Exercise directions -
Set the following entries down again exactly, line by line.

** Begin Stored data **

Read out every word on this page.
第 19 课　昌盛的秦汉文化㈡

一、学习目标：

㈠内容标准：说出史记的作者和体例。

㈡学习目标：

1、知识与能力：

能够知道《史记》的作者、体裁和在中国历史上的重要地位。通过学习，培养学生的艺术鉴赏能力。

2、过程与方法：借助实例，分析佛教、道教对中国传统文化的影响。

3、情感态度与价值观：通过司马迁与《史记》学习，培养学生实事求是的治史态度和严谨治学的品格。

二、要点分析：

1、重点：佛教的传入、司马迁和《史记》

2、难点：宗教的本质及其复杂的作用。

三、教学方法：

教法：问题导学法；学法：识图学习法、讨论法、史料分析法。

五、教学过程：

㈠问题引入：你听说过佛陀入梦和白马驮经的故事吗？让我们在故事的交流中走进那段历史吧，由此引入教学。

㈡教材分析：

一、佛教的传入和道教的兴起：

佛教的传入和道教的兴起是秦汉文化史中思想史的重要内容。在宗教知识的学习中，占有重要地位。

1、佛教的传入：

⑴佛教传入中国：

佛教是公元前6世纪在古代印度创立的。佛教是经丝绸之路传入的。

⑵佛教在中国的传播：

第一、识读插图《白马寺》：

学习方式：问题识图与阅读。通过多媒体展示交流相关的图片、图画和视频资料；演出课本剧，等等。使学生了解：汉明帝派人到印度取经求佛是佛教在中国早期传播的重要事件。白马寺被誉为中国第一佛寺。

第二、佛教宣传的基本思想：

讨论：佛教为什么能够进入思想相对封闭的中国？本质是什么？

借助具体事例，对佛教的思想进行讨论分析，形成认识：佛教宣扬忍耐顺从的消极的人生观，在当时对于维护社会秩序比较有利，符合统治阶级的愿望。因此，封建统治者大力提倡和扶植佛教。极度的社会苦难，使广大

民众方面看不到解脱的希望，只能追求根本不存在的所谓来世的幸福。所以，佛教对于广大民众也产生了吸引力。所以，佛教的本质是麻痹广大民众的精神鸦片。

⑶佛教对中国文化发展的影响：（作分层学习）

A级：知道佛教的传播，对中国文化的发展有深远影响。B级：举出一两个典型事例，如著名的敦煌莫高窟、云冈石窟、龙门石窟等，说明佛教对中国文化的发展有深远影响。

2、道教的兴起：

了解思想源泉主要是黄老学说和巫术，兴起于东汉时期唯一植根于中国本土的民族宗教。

** End Stored data **

Exercise output -
Read out every word on this page.
第 19 课　昌盛的秦汉文化㈡

一、学习目标：

㈠内容标准：说出史记的作者和体例。

㈡学习目标：

1、知识与能力：

能够知道《史记》的作者、体裁和在中国历史上的重要地位。通过学习，培养学生的艺术鉴赏能力。

2、过程与方法：借助实例，分析佛教、道教对中国传统文化的影响。

3、情感态度与价值观：通过司马迁与《史记》学习，培养学生实事求是的治史态度和严谨治学的品格。

二、要点分析：

1、重点：佛教的传入、司马迁和《史记》

2、难点：宗教的本质及其复杂的作用。

三、教学方法：

教法：问题导学法；学法：识图学习法、讨论法、史料分析法。

五、教学过程：

㈠问题引入：你听说过佛陀入梦和白马驮经的故事吗？让我们在故事的交流中走进那段历史吧，由此引入教学。

㈡教材分析：

一、佛教的传入和道教的兴起：

佛教的传入和道教的兴起是秦汉文化史中思想史的重要内容。在宗教知识的学习中，占有重要地位。

1、佛教的传入：

⑴佛教传入中国：

佛教是公元前6世纪在古代印度创立的。佛教是经丝绸之路传入的。

⑵佛教在中国的传播：

第一、识读插图《白马寺》：

学习方式：问题识图与阅读。通过多媒体展示交流相关的图片、图画和视频资料；演出课本剧，等等。使学生了解：汉明帝派人到印度取经求佛是佛教在中国早期传播的重要事件。白马寺被誉为中国第一佛寺。

第二、佛教宣传的基本思想：

讨论：佛教为什么能够进入思想相对封闭的中国？本质是什么？

借助具体事例，对佛教的思想进行讨论分析，形成认识：佛教宣扬忍耐顺从的消极的人生观，在当时对于维护社会秩序比较有利，符合统治阶级的愿望。因此，封建统治者大力提倡和扶植佛教。极度的社会苦难，使广大

民众方面看不到解脱的希望，只能追求根本不存在的所谓来世的幸福。所以，佛教对于广大民众也产生了吸引力。所以，佛教的本质是麻痹广大民众的精神鸦片。

⑶佛教对中国文化发展的影响：（作分层学习）

A级：知道佛教的传播，对中国文化的发展有深远影响。B级：举出一两个典型事例，如著名的敦煌莫高窟、云冈石窟、龙门石窟等，说明佛教对中国文化的发展有深远影响。

2、道教的兴起：

了解思想源泉主要是黄老学说和巫术，兴起于东汉时期唯一植根于中国本土的民族宗教。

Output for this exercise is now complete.